[Saved entries]
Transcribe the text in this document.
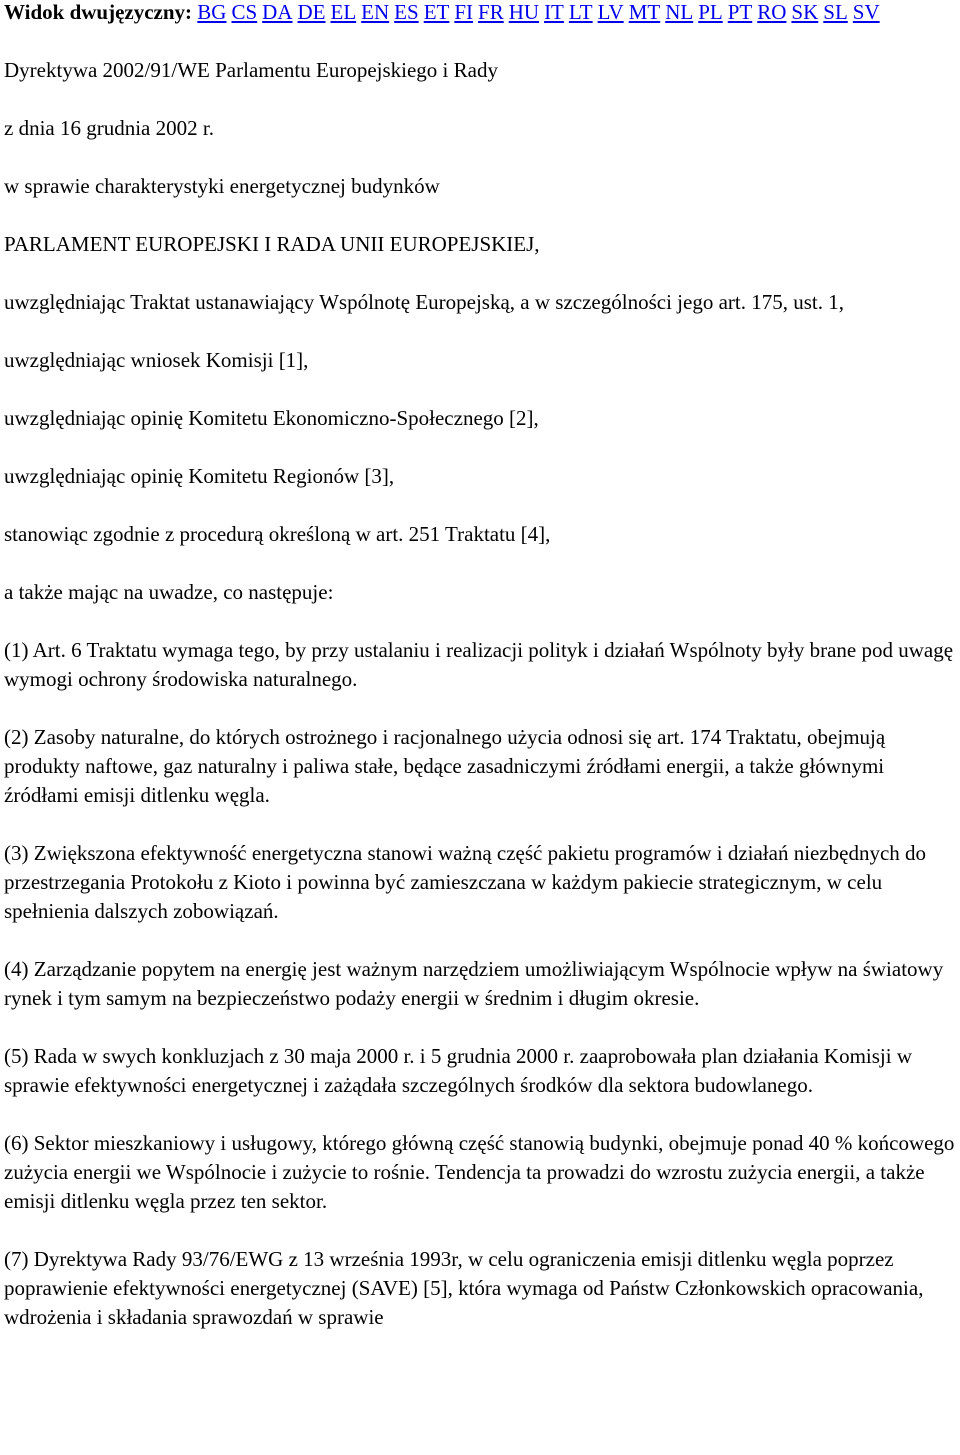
Widok dwujęzyczny: BG CS DA DE EL EN ES ET FI FR HU IT LT LV MT NL PL PT RO SK SL SV

Dyrektywa 2002/91/WE Parlamentu Europejskiego i Rady

z dnia 16 grudnia 2002 r.

w sprawie charakterystyki energetycznej budynków

PARLAMENT EUROPEJSKI I RADA UNII EUROPEJSKIEJ,

uwzględniając Traktat ustanawiający Wspólnotę Europejską, a w szczególności jego art. 175, ust. 1,

uwzględniając wniosek Komisji [1],

uwzględniając opinię Komitetu Ekonomiczno-Społecznego [2],

uwzględniając opinię Komitetu Regionów [3],

stanowiąc zgodnie z procedurą określoną w art. 251 Traktatu [4],

a także mając na uwadze, co następuje:

(1) Art. 6 Traktatu wymaga tego, by przy ustalaniu i realizacji polityk i działań Wspólnoty były brane pod uwagę wymogi ochrony środowiska naturalnego.

(2) Zasoby naturalne, do których ostrożnego i racjonalnego użycia odnosi się art. 174 Traktatu, obejmują produkty naftowe, gaz naturalny i paliwa stałe, będące zasadniczymi źródłami energii, a także głównymi źródłami emisji ditlenku węgla.

(3) Zwiększona efektywność energetyczna stanowi ważną część pakietu programów i działań niezbędnych do przestrzegania Protokołu z Kioto i powinna być zamieszczana w każdym pakiecie strategicznym, w celu spełnienia dalszych zobowiązań.

(4) Zarządzanie popytem na energię jest ważnym narzędziem umożliwiającym Wspólnocie wpływ na światowy rynek i tym samym na bezpieczeństwo podaży energii w średnim i długim okresie.

(5) Rada w swych konkluzjach z 30 maja 2000 r. i 5 grudnia 2000 r. zaaprobowała plan działania Komisji w sprawie efektywności energetycznej i zażądała szczególnych środków dla sektora budowlanego.

(6) Sektor mieszkaniowy i usługowy, którego główną część stanowią budynki, obejmuje ponad 40 % końcowego zużycia energii we Wspólnocie i zużycie to rośnie. Tendencja ta prowadzi do wzrostu zużycia energii, a także emisji ditlenku węgla przez ten sektor.

(7) Dyrektywa Rady 93/76/EWG z 13 września 1993r, w celu ograniczenia emisji ditlenku węgla poprzez poprawienie efektywności energetycznej (SAVE) [5], która wymaga od Państw Członkowskich opracowania, wdrożenia i składania sprawozdań w sprawie
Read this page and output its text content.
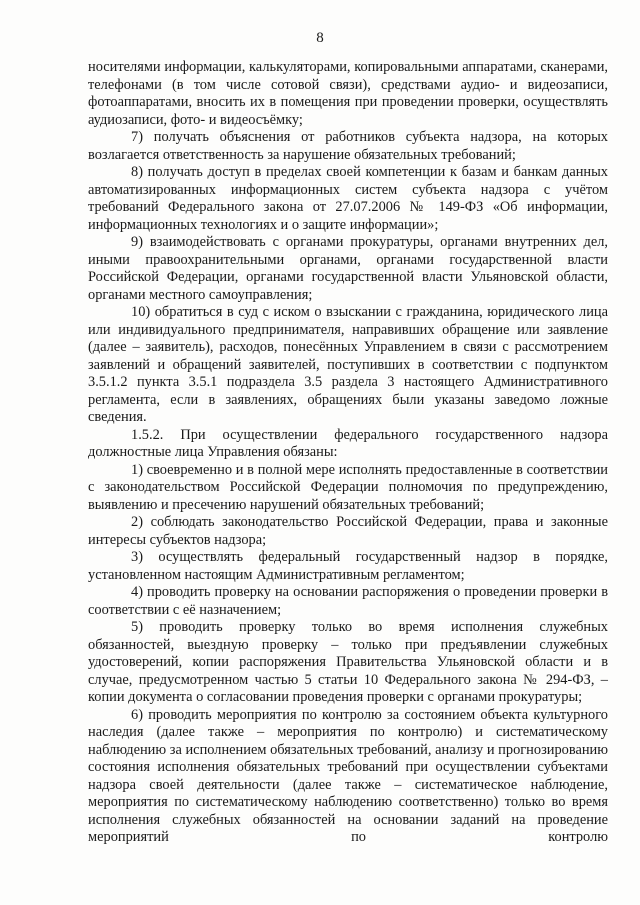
8

носителями информации, калькуляторами, копировальными аппаратами, сканерами, телефонами (в том числе сотовой связи), средствами аудио- и видеозаписи, фотоаппаратами, вносить их в помещения при проведении проверки, осуществлять аудиозаписи, фото- и видеосъёмку;

7) получать объяснения от работников субъекта надзора, на которых возлагается ответственность за нарушение обязательных требований;

8) получать доступ в пределах своей компетенции к базам и банкам данных автоматизированных информационных систем субъекта надзора с учётом требований Федерального закона от 27.07.2006 № 149-ФЗ «Об информации, информационных технологиях и о защите информации»;

9) взаимодействовать с органами прокуратуры, органами внутренних дел, иными правоохранительными органами, органами государственной власти Российской Федерации, органами государственной власти Ульяновской области, органами местного самоуправления;

10) обратиться в суд с иском о взыскании с гражданина, юридического лица или индивидуального предпринимателя, направивших обращение или заявление (далее – заявитель), расходов, понесённых Управлением в связи с рассмотрением заявлений и обращений заявителей, поступивших в соответствии с подпунктом 3.5.1.2 пункта 3.5.1 подраздела 3.5 раздела 3 настоящего Административного регламента, если в заявлениях, обращениях были указаны заведомо ложные сведения.

1.5.2. При осуществлении федерального государственного надзора должностные лица Управления обязаны:

1) своевременно и в полной мере исполнять предоставленные в соответствии с законодательством Российской Федерации полномочия по предупреждению, выявлению и пресечению нарушений обязательных требований;

2) соблюдать законодательство Российской Федерации, права и законные интересы субъектов надзора;

3) осуществлять федеральный государственный надзор в порядке, установленном настоящим Административным регламентом;

4) проводить проверку на основании распоряжения о проведении проверки в соответствии с её назначением;

5) проводить проверку только во время исполнения служебных обязанностей, выездную проверку – только при предъявлении служебных удостоверений, копии распоряжения Правительства Ульяновской области и в случае, предусмотренном частью 5 статьи 10 Федерального закона № 294-ФЗ, – копии документа о согласовании проведения проверки с органами прокуратуры;

6) проводить мероприятия по контролю за состоянием объекта культурного наследия (далее также – мероприятия по контролю) и систематическому наблюдению за исполнением обязательных требований, анализу и прогнозированию состояния исполнения обязательных требований при осуществлении субъектами надзора своей деятельности (далее также – систематическое наблюдение, мероприятия по систематическому наблюдению соответственно) только во время исполнения служебных обязанностей на основании заданий на проведение мероприятий по контролю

◆ Goal
Each record should be quoted exactly, with the images omitted.

◆ Written response
Transcribe the text in this document.
Widok dwujęzyczny: BG CS DA DE EL EN ES ET FI FR HU IT LT LV MT NL PL PT RO SK SL SV

Dyrektywa 2002/91/WE Parlamentu Europejskiego i Rady

z dnia 16 grudnia 2002 r.

w sprawie charakterystyki energetycznej budynków

PARLAMENT EUROPEJSKI I RADA UNII EUROPEJSKIEJ,

uwzględniając Traktat ustanawiający Wspólnotę Europejską, a w szczególności jego art. 175, ust. 1,

uwzględniając wniosek Komisji [1],

uwzględniając opinię Komitetu Ekonomiczno-Społecznego [2],

uwzględniając opinię Komitetu Regionów [3],

stanowiąc zgodnie z procedurą określoną w art. 251 Traktatu [4],

a także mając na uwadze, co następuje:

(1) Art. 6 Traktatu wymaga tego, by przy ustalaniu i realizacji polityk i działań Wspólnoty były brane pod uwagę wymogi ochrony środowiska naturalnego.

(2) Zasoby naturalne, do których ostrożnego i racjonalnego użycia odnosi się art. 174 Traktatu, obejmują produkty naftowe, gaz naturalny i paliwa stałe, będące zasadniczymi źródłami energii, a także głównymi źródłami emisji ditlenku węgla.

(3) Zwiększona efektywność energetyczna stanowi ważną część pakietu programów i działań niezbędnych do przestrzegania Protokołu z Kioto i powinna być zamieszczana w każdym pakiecie strategicznym, w celu spełnienia dalszych zobowiązań.

(4) Zarządzanie popytem na energię jest ważnym narzędziem umożliwiającym Wspólnocie wpływ na światowy rynek i tym samym na bezpieczeństwo podaży energii w średnim i długim okresie.

(5) Rada w swych konkluzjach z 30 maja 2000 r. i 5 grudnia 2000 r. zaaprobowała plan działania Komisji w sprawie efektywności energetycznej i zażądała szczególnych środków dla sektora budowlanego.

(6) Sektor mieszkaniowy i usługowy, którego główną część stanowią budynki, obejmuje ponad 40 % końcowego zużycia energii we Wspólnocie i zużycie to rośnie. Tendencja ta prowadzi do wzrostu zużycia energii, a także emisji ditlenku węgla przez ten sektor.

(7) Dyrektywa Rady 93/76/EWG z 13 września 1993r, w celu ograniczenia emisji ditlenku węgla poprzez poprawienie efektywności energetycznej (SAVE) [5], która wymaga od Państw Członkowskich opracowania, wdrożenia i składania sprawozdań w sprawie
Read this page and output its text content.
8

носителями информации, калькуляторами, копировальными аппаратами, сканерами, телефонами (в том числе сотовой связи), средствами аудио- и видеозаписи, фотоаппаратами, вносить их в помещения при проведении проверки, осуществлять аудиозаписи, фото- и видеосъёмку;

7) получать объяснения от работников субъекта надзора, на которых возлагается ответственность за нарушение обязательных требований;

8) получать доступ в пределах своей компетенции к базам и банкам данных автоматизированных информационных систем субъекта надзора с учётом требований Федерального закона от 27.07.2006 № 149-ФЗ «Об информации, информационных технологиях и о защите информации»;

9) взаимодействовать с органами прокуратуры, органами внутренних дел, иными правоохранительными органами, органами государственной власти Российской Федерации, органами государственной власти Ульяновской области, органами местного самоуправления;

10) обратиться в суд с иском о взыскании с гражданина, юридического лица или индивидуального предпринимателя, направивших обращение или заявление (далее – заявитель), расходов, понесённых Управлением в связи с рассмотрением заявлений и обращений заявителей, поступивших в соответствии с подпунктом 3.5.1.2 пункта 3.5.1 подраздела 3.5 раздела 3 настоящего Административного регламента, если в заявлениях, обращениях были указаны заведомо ложные сведения.

1.5.2. При осуществлении федерального государственного надзора должностные лица Управления обязаны:

1) своевременно и в полной мере исполнять предоставленные в соответствии с законодательством Российской Федерации полномочия по предупреждению, выявлению и пресечению нарушений обязательных требований;

2) соблюдать законодательство Российской Федерации, права и законные интересы субъектов надзора;

3) осуществлять федеральный государственный надзор в порядке, установленном настоящим Административным регламентом;

4) проводить проверку на основании распоряжения о проведении проверки в соответствии с её назначением;

5) проводить проверку только во время исполнения служебных обязанностей, выездную проверку – только при предъявлении служебных удостоверений, копии распоряжения Правительства Ульяновской области и в случае, предусмотренном частью 5 статьи 10 Федерального закона № 294-ФЗ, – копии документа о согласовании проведения проверки с органами прокуратуры;

6) проводить мероприятия по контролю за состоянием объекта культурного наследия (далее также – мероприятия по контролю) и систематическому наблюдению за исполнением обязательных требований, анализу и прогнозированию состояния исполнения обязательных требований при осуществлении субъектами надзора своей деятельности (далее также – систематическое наблюдение, мероприятия по систематическому наблюдению соответственно) только во время исполнения служебных обязанностей на основании заданий на проведение мероприятий по контролю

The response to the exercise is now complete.